Data excerpts
◇ ◇ ◇ ◇ ◇

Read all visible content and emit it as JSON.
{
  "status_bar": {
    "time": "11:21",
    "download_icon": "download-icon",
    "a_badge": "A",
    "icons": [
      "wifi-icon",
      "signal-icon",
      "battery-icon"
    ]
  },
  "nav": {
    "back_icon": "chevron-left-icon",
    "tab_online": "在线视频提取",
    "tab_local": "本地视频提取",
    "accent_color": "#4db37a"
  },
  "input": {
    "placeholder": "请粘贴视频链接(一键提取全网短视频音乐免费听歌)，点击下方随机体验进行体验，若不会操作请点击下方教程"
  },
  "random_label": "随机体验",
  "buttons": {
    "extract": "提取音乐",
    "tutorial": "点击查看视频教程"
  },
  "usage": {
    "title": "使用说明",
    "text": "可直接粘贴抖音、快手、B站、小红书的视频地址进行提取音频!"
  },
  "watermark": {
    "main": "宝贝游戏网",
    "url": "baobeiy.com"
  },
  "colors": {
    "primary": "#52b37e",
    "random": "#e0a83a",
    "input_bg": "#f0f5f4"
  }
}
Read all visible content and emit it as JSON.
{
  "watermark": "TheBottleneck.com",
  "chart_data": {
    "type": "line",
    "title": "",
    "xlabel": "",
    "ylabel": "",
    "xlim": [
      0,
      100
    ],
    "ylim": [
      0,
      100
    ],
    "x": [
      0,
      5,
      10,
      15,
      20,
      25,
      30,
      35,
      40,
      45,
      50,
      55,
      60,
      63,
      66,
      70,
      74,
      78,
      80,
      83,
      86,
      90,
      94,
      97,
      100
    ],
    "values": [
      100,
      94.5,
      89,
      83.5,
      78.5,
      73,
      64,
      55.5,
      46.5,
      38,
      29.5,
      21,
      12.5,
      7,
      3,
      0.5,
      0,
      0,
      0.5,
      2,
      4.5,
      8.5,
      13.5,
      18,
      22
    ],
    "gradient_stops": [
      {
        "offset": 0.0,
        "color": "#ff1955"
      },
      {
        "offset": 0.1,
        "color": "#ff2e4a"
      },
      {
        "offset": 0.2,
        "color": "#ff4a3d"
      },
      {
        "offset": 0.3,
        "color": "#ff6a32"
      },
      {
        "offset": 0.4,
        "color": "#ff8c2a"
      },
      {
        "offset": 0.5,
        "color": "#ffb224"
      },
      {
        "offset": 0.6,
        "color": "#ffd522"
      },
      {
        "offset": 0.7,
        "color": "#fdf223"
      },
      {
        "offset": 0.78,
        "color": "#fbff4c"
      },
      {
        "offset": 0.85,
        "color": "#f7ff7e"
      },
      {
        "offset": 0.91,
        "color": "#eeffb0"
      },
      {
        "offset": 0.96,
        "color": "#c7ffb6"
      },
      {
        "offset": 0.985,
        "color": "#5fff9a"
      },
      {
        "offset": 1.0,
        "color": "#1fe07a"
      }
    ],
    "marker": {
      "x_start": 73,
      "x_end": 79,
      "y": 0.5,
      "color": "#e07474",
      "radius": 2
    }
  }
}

◇ ◇ ◇ ◇ ◇

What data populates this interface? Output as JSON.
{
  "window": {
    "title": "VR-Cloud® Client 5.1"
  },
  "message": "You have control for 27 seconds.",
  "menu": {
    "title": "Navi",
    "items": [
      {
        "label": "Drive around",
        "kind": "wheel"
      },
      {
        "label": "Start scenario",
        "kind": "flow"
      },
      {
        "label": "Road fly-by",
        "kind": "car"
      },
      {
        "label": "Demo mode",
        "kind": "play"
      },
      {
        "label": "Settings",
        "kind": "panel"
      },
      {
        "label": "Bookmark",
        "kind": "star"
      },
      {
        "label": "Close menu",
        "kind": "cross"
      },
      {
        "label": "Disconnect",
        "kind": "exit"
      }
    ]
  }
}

◇ ◇ ◇ ◇ ◇

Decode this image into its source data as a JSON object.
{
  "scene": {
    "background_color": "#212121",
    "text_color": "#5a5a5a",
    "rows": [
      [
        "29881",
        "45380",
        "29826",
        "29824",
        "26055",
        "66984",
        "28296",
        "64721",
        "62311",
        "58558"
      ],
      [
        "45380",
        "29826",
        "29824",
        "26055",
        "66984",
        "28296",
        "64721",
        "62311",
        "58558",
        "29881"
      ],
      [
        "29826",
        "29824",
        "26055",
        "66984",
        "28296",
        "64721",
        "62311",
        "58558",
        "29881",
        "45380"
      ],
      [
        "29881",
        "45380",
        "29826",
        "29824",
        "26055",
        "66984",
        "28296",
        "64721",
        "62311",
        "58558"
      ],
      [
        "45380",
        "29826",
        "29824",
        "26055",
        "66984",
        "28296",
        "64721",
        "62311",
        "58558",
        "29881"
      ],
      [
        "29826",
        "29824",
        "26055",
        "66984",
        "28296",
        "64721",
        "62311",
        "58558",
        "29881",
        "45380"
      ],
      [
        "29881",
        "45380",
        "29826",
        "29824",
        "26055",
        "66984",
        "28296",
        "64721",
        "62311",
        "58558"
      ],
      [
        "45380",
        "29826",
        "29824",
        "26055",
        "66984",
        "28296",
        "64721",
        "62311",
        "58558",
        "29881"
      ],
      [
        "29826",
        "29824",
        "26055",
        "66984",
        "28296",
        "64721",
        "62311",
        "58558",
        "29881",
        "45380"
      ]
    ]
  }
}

◇ ◇ ◇ ◇ ◇

▶ **Goal**
Scan the listing above for the word "this" and copy every line that holds it.

▶ **Exercise result**
What data populates this interface? Output as JSON.
Decode this image into its source data as a JSON object.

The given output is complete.